Reading passage:
"""

In 1985, when I was an entry-level marketer, I walked into my first NRA (National Restaurant Association) show. It was the most fascinating event I had ever attended. I dove in deep, and almost forty years later (minus the two pandemic-paused years), I am still excited to get back into the pool. To me, it is like returning to college every year to reconnect with my foodservice community – but unlike campus, everyone is aging right along with me.
As of this writing, I have actively participated in shows over a five-decade span. Looking back, the experiences and show highlights make up a modern history of foodservice, and perhaps hold lessons for the future. The 80’s were the boom years. The shift of consumer food spending from “at home” to “away from home” was beginning to happen. Retail was struggling and trying to sell private label in generic white packaging. At the same time, the foodservice industry was ushering in the Food Renaissance – America was quickly becoming a food culture. The NRA was a food show – and not a “just the basics” food show – showcasing anything and everything you could imagine, from all corners of the world. Beneath the lakefront building at McCormick Place was an entire gourmet floor – amazing specialty foods, wines, and spirits. The after-hours parties were epic celebrations, and Rush Street became an NRA block party virtually every night.
As we entered the 90’s, distributors grew more powerful, and consolidation was rampant. The smaller brands and specialty foods that gave the show its soul began to get squeezed out of the market. These brands could not go directly to the operator, and they could not afford to pay to play with the distributors. The big food brands dominated the show, and equipment, supplies, and early technology began to displace food. The industry doubled in size, and consumer food spending away from home was nearing food spending at home. In response, the retail store perimeter began to try to compete for the growing appetite for convenience, variety, and taste.
Then began the new millennium, industry growth slowed but was still robust. The horrors of 9/11 kept people at home, and the Great Recession dropped traffic and check averages. The distributors’ power and control over the independents grew. Big food brands began to disappear from the show. Consumers were embracing food away from home; experiences became the buzz. Focus turned to the entire dining experience, not just the food. We were no longer allowed to say, “fast food” – we changed to “QSR” (quick-service restaurant) to acknowledge consumer demand for speed and quality. The dot-com era changed kitchen operations, reservation systems, and purchasing, and we began to get flooded with data. The Food Renaissance kicked in big time: chefs became celebrities, and cooking shows became must-watch TV. As a nation, we started changing what we ate, just as in the 80’s and 90’s we changed where we ate or got our food.

"""

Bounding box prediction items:
"""

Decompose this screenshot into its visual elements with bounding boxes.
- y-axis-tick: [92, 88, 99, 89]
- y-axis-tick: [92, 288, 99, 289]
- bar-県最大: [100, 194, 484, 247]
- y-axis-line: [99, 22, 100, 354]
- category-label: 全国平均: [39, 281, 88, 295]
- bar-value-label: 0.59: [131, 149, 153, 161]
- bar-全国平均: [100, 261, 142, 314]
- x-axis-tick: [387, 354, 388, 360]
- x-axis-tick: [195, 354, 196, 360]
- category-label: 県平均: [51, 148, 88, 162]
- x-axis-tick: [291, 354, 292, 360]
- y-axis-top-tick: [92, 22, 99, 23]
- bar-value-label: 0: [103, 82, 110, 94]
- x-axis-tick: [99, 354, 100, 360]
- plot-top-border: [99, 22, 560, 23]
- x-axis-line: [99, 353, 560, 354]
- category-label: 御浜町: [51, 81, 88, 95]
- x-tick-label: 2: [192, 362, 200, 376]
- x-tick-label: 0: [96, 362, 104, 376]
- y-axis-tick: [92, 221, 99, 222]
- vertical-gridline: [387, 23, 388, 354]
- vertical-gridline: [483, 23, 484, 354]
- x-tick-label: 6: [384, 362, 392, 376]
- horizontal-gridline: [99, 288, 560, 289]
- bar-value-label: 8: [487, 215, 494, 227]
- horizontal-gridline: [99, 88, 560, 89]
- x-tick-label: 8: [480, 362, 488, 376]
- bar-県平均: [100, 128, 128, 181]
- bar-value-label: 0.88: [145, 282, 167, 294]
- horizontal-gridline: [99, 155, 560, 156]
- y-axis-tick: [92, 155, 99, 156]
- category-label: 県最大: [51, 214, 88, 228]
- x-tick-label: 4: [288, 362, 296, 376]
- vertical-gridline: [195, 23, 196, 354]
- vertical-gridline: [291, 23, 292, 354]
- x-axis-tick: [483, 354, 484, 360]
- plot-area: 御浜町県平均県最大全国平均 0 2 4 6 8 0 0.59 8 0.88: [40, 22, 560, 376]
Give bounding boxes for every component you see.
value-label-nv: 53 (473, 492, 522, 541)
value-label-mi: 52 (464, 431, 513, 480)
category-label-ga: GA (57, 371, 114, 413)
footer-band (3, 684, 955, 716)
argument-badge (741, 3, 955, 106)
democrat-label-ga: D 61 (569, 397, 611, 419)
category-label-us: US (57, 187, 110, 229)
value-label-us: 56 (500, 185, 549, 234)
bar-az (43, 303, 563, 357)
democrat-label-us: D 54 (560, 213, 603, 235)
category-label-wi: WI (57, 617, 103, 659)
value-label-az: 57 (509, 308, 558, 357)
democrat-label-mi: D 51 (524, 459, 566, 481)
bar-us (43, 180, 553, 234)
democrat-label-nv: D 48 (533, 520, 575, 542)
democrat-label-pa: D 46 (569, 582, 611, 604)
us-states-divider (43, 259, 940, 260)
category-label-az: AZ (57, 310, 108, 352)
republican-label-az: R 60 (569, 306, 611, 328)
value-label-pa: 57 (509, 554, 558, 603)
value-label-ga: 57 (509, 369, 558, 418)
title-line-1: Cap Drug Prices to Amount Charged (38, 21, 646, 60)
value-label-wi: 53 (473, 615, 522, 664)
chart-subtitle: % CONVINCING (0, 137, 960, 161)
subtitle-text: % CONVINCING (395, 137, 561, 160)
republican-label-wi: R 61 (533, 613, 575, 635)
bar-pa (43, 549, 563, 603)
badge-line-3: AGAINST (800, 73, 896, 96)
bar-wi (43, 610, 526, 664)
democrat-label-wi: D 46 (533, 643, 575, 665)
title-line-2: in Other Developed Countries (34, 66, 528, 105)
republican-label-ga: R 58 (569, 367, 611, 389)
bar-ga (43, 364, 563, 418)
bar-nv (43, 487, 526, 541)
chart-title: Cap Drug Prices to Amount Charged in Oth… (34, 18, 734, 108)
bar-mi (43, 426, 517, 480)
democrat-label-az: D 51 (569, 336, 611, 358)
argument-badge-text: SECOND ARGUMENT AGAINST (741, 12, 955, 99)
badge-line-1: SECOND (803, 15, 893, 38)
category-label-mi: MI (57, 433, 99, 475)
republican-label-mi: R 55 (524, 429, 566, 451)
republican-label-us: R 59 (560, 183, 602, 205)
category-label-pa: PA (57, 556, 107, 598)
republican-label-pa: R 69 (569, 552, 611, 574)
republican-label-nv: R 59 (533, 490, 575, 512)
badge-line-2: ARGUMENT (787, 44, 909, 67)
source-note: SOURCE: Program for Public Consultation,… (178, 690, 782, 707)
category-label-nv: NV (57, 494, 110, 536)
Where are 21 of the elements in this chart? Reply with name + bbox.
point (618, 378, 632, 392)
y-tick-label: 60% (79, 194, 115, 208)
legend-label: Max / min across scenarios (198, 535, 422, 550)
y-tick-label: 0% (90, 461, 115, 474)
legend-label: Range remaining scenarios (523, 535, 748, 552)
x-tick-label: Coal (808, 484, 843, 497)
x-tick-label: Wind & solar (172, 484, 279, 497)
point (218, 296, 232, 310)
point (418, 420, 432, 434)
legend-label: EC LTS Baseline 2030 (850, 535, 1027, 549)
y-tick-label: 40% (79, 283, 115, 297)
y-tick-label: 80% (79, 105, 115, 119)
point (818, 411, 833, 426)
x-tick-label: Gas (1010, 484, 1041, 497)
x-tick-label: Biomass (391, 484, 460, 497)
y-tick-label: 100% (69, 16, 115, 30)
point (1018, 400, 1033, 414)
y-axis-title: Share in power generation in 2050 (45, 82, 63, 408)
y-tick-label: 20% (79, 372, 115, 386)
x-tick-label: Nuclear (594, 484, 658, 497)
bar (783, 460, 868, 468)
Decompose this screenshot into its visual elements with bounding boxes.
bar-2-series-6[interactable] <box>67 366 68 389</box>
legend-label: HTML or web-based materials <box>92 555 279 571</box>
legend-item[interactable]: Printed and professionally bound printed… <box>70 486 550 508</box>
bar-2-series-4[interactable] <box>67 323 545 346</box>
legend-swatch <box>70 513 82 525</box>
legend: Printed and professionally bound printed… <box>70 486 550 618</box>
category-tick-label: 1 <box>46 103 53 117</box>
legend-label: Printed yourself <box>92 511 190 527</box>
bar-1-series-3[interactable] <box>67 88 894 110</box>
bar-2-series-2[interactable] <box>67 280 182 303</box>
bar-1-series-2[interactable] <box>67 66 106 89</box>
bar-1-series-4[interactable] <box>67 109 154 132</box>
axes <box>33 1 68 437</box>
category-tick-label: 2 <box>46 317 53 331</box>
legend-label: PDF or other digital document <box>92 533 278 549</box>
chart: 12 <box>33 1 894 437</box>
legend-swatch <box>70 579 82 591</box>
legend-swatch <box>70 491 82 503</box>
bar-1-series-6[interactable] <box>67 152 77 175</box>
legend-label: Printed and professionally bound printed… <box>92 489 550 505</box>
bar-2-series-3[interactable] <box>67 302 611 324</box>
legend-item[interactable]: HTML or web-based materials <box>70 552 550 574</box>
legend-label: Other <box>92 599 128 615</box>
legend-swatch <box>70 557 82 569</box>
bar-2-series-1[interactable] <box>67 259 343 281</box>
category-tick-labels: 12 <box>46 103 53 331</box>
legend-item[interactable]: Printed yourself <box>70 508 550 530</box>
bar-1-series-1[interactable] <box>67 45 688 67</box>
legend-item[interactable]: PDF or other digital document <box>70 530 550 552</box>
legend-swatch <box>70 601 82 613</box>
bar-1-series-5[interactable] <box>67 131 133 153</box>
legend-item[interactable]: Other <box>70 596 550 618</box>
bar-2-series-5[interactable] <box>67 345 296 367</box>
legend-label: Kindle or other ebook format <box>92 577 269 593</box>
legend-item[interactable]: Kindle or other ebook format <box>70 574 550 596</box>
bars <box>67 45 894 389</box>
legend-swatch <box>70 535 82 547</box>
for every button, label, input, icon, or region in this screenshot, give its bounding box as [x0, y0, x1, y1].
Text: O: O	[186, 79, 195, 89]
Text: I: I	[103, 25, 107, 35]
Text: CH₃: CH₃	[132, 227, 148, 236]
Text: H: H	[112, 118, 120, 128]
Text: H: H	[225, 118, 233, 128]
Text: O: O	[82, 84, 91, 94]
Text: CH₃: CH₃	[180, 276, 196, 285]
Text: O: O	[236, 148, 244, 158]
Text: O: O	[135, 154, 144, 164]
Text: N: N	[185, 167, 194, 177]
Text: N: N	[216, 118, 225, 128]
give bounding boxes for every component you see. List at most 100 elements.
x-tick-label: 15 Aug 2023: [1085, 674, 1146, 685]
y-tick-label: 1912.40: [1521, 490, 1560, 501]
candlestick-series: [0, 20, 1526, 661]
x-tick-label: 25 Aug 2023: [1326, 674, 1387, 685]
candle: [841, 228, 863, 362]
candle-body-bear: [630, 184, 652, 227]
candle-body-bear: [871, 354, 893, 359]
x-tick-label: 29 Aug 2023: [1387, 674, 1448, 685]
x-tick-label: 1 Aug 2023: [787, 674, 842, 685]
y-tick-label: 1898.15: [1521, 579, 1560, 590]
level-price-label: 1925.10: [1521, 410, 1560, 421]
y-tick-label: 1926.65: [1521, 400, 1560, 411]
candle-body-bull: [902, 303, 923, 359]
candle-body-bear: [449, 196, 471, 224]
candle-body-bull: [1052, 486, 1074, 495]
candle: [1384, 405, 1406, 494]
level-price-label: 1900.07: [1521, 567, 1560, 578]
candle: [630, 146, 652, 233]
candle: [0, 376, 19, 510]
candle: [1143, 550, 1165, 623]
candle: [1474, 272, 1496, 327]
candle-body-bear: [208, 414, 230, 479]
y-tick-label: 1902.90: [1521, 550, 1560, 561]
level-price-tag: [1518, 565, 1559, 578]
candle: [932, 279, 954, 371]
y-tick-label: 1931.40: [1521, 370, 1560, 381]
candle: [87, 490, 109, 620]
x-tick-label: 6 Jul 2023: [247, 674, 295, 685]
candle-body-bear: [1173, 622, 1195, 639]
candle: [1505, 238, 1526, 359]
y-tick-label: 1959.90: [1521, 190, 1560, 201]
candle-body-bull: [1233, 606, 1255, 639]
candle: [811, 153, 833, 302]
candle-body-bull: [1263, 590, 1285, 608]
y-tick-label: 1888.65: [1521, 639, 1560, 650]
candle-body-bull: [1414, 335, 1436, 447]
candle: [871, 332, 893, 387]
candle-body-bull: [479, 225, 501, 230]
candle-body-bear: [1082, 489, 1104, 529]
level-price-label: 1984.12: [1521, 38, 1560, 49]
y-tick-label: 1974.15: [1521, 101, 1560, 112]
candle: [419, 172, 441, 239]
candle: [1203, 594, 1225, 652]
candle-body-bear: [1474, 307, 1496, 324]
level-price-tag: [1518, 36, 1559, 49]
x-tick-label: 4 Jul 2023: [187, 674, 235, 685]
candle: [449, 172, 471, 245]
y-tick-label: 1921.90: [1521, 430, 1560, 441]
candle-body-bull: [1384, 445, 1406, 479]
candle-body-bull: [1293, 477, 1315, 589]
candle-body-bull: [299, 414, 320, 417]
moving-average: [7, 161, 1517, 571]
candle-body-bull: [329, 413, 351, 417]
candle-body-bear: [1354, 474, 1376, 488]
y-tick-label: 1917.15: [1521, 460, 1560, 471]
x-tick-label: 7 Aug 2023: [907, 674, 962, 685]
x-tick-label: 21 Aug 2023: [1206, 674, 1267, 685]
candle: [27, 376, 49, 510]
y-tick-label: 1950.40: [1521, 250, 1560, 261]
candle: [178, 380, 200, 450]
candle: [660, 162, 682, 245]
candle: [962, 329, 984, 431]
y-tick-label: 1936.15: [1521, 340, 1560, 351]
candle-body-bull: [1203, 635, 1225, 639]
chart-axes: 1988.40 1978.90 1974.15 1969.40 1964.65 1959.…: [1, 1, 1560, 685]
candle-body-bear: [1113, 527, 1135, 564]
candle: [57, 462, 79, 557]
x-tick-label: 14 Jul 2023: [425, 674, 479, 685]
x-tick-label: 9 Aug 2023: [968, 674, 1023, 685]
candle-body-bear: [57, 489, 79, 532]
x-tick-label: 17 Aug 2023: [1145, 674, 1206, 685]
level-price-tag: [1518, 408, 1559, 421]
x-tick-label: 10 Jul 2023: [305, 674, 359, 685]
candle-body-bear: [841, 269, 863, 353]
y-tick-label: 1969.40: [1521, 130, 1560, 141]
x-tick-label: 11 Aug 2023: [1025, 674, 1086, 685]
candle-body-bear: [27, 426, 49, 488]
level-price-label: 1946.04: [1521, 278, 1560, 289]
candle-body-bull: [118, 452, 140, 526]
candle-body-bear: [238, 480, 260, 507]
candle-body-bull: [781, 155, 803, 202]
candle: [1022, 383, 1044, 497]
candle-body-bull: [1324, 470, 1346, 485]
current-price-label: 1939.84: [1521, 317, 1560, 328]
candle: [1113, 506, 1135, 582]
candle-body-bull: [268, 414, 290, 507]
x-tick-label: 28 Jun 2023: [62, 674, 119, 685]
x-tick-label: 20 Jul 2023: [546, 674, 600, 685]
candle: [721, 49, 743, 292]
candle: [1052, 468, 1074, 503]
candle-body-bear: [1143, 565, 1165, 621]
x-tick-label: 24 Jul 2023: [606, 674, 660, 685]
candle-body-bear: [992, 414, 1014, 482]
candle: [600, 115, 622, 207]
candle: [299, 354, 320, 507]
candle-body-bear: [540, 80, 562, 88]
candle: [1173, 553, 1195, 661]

"""

Task instructions:
Please continue the piece about the National Restaurant Association show from the end of its last paragraph.

Your response:
2010 and the ensuing decade established a milestone. In 2015 consumer spending for “food away from home” exceeded “food at home” and has never looked back, except during the pandemic years. The industry grew, in select pockets, but at a decent rate of 53 percent. The Restaurant Show entered its weakest and least inspiring era. Equipment, supplies, and technology dominated the show floor. The biggest food brands had all but retreated. It was impossible to get a free beer at the end of the day and connect with colleagues. People stopped coming and companies went from sending teams to work the show to sending a few employees to work the pre-show and post-show activities.
As we entered this decade, show struggles continued and show ownership changed. Then the world changed, and everything stopped in one week. We stayed at home. If you could deliver food to homes, business boomed; if you could not, you were on the sidelines. Many, myself included, wondered if this was to be the end of the NRA. The show was canceled for two years. It resumed but limped along, at best. But then something happened: we all got tired of not interacting, not connecting, not discovering, not learning, and damn it, not partying. So, we started again in 2023. Food was the focus, celebrated at the show and in the evenings. Smaller brands and specialty foods now had access to operators – if not through the big broadline distributors, then through Amazon, specialty distributors, or cash and carry – so they came back. As the most sophisticated foodservice industry and supply chain in the world, the globe came back as well. To our delight, country-sponsored exhibits brought us other cultures.
I believe the resurgence of the NRA show reflects our nation’s relationship with food. In a time of division, food unites. Restaurant experiences nourish our soul, and the creativity of chefs and brand marketers determine what we will eat next. Food is not sustenance; food is life and the gateway to the most endearing and enduring connections we will ever make. So yes, after almost forty years, I am excited to return—because of my love for discovery, connections, creativity, brands, food, and a good party with some of the most amazing people I have had the pleasure to meet and call my friends.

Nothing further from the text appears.